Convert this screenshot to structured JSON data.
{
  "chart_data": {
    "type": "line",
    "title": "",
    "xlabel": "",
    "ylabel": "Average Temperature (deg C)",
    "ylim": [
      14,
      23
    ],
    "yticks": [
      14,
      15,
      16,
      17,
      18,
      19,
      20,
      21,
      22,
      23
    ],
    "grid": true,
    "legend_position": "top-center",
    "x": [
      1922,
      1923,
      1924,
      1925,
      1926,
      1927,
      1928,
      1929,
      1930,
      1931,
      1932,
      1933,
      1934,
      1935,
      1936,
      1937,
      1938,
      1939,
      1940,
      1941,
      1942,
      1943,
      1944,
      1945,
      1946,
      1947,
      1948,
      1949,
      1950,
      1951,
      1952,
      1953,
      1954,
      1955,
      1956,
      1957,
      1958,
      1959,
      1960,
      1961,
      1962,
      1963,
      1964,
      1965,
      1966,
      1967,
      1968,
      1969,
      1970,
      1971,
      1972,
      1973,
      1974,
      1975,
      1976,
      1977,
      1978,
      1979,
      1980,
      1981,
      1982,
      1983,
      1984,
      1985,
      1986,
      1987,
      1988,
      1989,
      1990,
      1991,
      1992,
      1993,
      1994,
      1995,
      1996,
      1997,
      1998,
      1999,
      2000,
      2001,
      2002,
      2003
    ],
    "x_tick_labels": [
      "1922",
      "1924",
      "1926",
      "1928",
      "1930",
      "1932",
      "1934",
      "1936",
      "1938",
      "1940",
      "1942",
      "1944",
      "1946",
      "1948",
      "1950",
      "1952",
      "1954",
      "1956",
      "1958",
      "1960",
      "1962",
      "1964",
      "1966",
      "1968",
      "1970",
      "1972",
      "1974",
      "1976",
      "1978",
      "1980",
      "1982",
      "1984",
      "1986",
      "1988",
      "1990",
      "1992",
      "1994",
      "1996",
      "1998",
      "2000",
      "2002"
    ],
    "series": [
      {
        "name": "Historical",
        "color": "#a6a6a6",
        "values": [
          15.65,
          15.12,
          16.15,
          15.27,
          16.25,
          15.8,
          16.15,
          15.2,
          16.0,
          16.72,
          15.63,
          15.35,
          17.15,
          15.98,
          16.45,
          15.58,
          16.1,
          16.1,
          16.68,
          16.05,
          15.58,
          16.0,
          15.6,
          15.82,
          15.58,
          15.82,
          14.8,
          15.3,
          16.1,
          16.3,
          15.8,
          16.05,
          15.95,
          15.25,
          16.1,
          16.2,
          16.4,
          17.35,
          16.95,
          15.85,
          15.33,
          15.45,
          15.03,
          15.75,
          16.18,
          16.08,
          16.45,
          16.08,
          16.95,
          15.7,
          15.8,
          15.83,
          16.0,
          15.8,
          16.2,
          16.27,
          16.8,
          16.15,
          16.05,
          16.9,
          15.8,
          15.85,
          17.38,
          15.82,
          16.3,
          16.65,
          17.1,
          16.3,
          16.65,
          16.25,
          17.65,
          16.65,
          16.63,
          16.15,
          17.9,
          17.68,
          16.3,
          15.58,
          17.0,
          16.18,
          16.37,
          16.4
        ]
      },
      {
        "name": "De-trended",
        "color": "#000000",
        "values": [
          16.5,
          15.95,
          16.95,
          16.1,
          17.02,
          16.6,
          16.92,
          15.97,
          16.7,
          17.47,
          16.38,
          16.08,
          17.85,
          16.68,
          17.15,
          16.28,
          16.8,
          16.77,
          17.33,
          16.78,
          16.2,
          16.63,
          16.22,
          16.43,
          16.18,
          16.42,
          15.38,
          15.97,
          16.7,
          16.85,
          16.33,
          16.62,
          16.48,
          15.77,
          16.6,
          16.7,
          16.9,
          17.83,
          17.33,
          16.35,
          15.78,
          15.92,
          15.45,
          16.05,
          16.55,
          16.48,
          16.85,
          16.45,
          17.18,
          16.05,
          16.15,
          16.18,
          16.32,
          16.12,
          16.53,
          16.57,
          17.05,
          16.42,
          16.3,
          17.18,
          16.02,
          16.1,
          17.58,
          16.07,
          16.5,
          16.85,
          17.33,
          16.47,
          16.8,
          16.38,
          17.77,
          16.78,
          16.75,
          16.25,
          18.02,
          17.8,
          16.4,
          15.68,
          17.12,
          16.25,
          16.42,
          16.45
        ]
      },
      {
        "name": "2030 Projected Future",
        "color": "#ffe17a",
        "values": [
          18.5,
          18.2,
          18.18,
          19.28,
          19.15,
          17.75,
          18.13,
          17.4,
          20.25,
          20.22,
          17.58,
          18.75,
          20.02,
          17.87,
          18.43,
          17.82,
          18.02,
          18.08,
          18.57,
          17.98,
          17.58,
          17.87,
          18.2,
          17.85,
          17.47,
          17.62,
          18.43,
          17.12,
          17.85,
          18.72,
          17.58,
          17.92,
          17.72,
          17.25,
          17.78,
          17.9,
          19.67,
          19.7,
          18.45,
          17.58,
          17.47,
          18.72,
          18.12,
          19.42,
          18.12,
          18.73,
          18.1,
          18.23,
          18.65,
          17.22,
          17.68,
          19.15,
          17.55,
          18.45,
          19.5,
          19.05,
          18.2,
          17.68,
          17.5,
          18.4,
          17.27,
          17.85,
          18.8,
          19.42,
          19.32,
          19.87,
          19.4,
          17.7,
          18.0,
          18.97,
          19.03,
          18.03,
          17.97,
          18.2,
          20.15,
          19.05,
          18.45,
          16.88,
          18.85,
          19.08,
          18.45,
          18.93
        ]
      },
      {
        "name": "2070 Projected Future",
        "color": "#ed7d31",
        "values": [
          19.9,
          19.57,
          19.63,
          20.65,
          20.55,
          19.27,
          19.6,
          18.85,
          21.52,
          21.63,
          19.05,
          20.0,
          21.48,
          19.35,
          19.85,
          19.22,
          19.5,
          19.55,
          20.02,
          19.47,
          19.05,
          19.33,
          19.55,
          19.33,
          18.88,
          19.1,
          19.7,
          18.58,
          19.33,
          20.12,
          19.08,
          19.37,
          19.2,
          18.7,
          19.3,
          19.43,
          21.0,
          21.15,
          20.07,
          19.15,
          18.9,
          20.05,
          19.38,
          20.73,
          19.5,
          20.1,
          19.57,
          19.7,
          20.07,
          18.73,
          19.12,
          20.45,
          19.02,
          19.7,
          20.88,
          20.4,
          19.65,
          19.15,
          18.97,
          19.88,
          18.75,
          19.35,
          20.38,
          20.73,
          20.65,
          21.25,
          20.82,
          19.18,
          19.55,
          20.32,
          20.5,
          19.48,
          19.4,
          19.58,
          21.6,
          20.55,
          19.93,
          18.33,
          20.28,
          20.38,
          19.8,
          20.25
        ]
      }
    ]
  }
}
● ● ●
* [Stated exercise]:
Repeat the data above, word for word.

* [Written response]:
Convert this screenshot to structured JSON data.
{
  "chart_data": {
    "type": "line",
    "title": "",
    "xlabel": "",
    "ylabel": "Average Temperature (deg C)",
    "ylim": [
      14,
      23
    ],
    "yticks": [
      14,
      15,
      16,
      17,
      18,
      19,
      20,
      21,
      22,
      23
    ],
    "grid": true,
    "legend_position": "top-center",
    "x": [
      1922,
      1923,
      1924,
      1925,
      1926,
      1927,
      1928,
      1929,
      1930,
      1931,
      1932,
      1933,
      1934,
      1935,
      1936,
      1937,
      1938,
      1939,
      1940,
      1941,
      1942,
      1943,
      1944,
      1945,
      1946,
      1947,
      1948,
      1949,
      1950,
      1951,
      1952,
      1953,
      1954,
      1955,
      1956,
      1957,
      1958,
      1959,
      1960,
      1961,
      1962,
      1963,
      1964,
      1965,
      1966,
      1967,
      1968,
      1969,
      1970,
      1971,
      1972,
      1973,
      1974,
      1975,
      1976,
      1977,
      1978,
      1979,
      1980,
      1981,
      1982,
      1983,
      1984,
      1985,
      1986,
      1987,
      1988,
      1989,
      1990,
      1991,
      1992,
      1993,
      1994,
      1995,
      1996,
      1997,
      1998,
      1999,
      2000,
      2001,
      2002,
      2003
    ],
    "x_tick_labels": [
      "1922",
      "1924",
      "1926",
      "1928",
      "1930",
      "1932",
      "1934",
      "1936",
      "1938",
      "1940",
      "1942",
      "1944",
      "1946",
      "1948",
      "1950",
      "1952",
      "1954",
      "1956",
      "1958",
      "1960",
      "1962",
      "1964",
      "1966",
      "1968",
      "1970",
      "1972",
      "1974",
      "1976",
      "1978",
      "1980",
      "1982",
      "1984",
      "1986",
      "1988",
      "1990",
      "1992",
      "1994",
      "1996",
      "1998",
      "2000",
      "2002"
    ],
    "series": [
      {
        "name": "Historical",
        "color": "#a6a6a6",
        "values": [
          15.65,
          15.12,
          16.15,
          15.27,
          16.25,
          15.8,
          16.15,
          15.2,
          16.0,
          16.72,
          15.63,
          15.35,
          17.15,
          15.98,
          16.45,
          15.58,
          16.1,
          16.1,
          16.68,
          16.05,
          15.58,
          16.0,
          15.6,
          15.82,
          15.58,
          15.82,
          14.8,
          15.3,
          16.1,
          16.3,
          15.8,
          16.05,
          15.95,
          15.25,
          16.1,
          16.2,
          16.4,
          17.35,
          16.95,
          15.85,
          15.33,
          15.45,
          15.03,
          15.75,
          16.18,
          16.08,
          16.45,
          16.08,
          16.95,
          15.7,
          15.8,
          15.83,
          16.0,
          15.8,
          16.2,
          16.27,
          16.8,
          16.15,
          16.05,
          16.9,
          15.8,
          15.85,
          17.38,
          15.82,
          16.3,
          16.65,
          17.1,
          16.3,
          16.65,
          16.25,
          17.65,
          16.65,
          16.63,
          16.15,
          17.9,
          17.68,
          16.3,
          15.58,
          17.0,
          16.18,
          16.37,
          16.4
        ]
      },
      {
        "name": "De-trended",
        "color": "#000000",
        "values": [
          16.5,
          15.95,
          16.95,
          16.1,
          17.02,
          16.6,
          16.92,
          15.97,
          16.7,
          17.47,
          16.38,
          16.08,
          17.85,
          16.68,
          17.15,
          16.28,
          16.8,
          16.77,
          17.33,
          16.78,
          16.2,
          16.63,
          16.22,
          16.43,
          16.18,
          16.42,
          15.38,
          15.97,
          16.7,
          16.85,
          16.33,
          16.62,
          16.48,
          15.77,
          16.6,
          16.7,
          16.9,
          17.83,
          17.33,
          16.35,
          15.78,
          15.92,
          15.45,
          16.05,
          16.55,
          16.48,
          16.85,
          16.45,
          17.18,
          16.05,
          16.15,
          16.18,
          16.32,
          16.12,
          16.53,
          16.57,
          17.05,
          16.42,
          16.3,
          17.18,
          16.02,
          16.1,
          17.58,
          16.07,
          16.5,
          16.85,
          17.33,
          16.47,
          16.8,
          16.38,
          17.77,
          16.78,
          16.75,
          16.25,
          18.02,
          17.8,
          16.4,
          15.68,
          17.12,
          16.25,
          16.42,
          16.45
        ]
      },
      {
        "name": "2030 Projected Future",
        "color": "#ffe17a",
        "values": [
          18.5,
          18.2,
          18.18,
          19.28,
          19.15,
          17.75,
          18.13,
          17.4,
          20.25,
          20.22,
          17.58,
          18.75,
          20.02,
          17.87,
          18.43,
          17.82,
          18.02,
          18.08,
          18.57,
          17.98,
          17.58,
          17.87,
          18.2,
          17.85,
          17.47,
          17.62,
          18.43,
          17.12,
          17.85,
          18.72,
          17.58,
          17.92,
          17.72,
          17.25,
          17.78,
          17.9,
          19.67,
          19.7,
          18.45,
          17.58,
          17.47,
          18.72,
          18.12,
          19.42,
          18.12,
          18.73,
          18.1,
          18.23,
          18.65,
          17.22,
          17.68,
          19.15,
          17.55,
          18.45,
          19.5,
          19.05,
          18.2,
          17.68,
          17.5,
          18.4,
          17.27,
          17.85,
          18.8,
          19.42,
          19.32,
          19.87,
          19.4,
          17.7,
          18.0,
          18.97,
          19.03,
          18.03,
          17.97,
          18.2,
          20.15,
          19.05,
          18.45,
          16.88,
          18.85,
          19.08,
          18.45,
          18.93
        ]
      },
      {
        "name": "2070 Projected Future",
        "color": "#ed7d31",
        "values": [
          19.9,
          19.57,
          19.63,
          20.65,
          20.55,
          19.27,
          19.6,
          18.85,
          21.52,
          21.63,
          19.05,
          20.0,
          21.48,
          19.35,
          19.85,
          19.22,
          19.5,
          19.55,
          20.02,
          19.47,
          19.05,
          19.33,
          19.55,
          19.33,
          18.88,
          19.1,
          19.7,
          18.58,
          19.33,
          20.12,
          19.08,
          19.37,
          19.2,
          18.7,
          19.3,
          19.43,
          21.0,
          21.15,
          20.07,
          19.15,
          18.9,
          20.05,
          19.38,
          20.73,
          19.5,
          20.1,
          19.57,
          19.7,
          20.07,
          18.73,
          19.12,
          20.45,
          19.02,
          19.7,
          20.88,
          20.4,
          19.65,
          19.15,
          18.97,
          19.88,
          18.75,
          19.35,
          20.38,
          20.73,
          20.65,
          21.25,
          20.82,
          19.18,
          19.55,
          20.32,
          20.5,
          19.48,
          19.4,
          19.58,
          21.6,
          20.55,
          19.93,
          18.33,
          20.28,
          20.38,
          19.8,
          20.25
        ]
      }
    ]
  }
}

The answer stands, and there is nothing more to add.